■ **Dataset**:
○ ○ ○ ○ ○

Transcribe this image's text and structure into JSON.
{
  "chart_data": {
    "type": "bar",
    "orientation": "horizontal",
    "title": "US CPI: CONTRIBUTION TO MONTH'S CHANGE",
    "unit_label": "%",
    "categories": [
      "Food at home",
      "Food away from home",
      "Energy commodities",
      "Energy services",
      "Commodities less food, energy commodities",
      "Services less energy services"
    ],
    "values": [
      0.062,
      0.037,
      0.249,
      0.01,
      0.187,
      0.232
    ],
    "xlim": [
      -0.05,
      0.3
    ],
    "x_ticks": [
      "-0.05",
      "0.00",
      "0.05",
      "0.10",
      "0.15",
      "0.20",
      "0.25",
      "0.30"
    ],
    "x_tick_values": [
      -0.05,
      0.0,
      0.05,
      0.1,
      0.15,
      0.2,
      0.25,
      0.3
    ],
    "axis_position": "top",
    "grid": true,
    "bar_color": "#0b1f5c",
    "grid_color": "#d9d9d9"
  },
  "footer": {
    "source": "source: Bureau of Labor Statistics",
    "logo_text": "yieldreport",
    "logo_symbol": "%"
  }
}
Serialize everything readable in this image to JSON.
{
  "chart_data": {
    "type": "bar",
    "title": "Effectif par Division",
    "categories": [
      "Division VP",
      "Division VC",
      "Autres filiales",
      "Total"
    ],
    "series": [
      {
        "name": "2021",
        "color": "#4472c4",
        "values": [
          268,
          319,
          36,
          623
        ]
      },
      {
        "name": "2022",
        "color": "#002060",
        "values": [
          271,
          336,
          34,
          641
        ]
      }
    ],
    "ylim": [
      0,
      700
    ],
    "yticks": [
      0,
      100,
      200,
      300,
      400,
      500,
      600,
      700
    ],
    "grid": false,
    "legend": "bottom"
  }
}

○ ○ ○ ○ ○

Begin at the line containing "Serialize everything readable" and reproduce each line through the end of the records above.

Serialize everything readable in this image to JSON.
{
  "chart_data": {
    "type": "bar",
    "title": "Effectif par Division",
    "categories": [
      "Division VP",
      "Division VC",
      "Autres filiales",
      "Total"
    ],
    "series": [
      {
        "name": "2021",
        "color": "#4472c4",
        "values": [
          268,
          319,
          36,
          623
        ]
      },
      {
        "name": "2022",
        "color": "#002060",
        "values": [
          271,
          336,
          34,
          641
        ]
      }
    ],
    "ylim": [
      0,
      700
    ],
    "yticks": [
      0,
      100,
      200,
      300,
      400,
      500,
      600,
      700
    ],
    "grid": false,
    "legend": "bottom"
  }
}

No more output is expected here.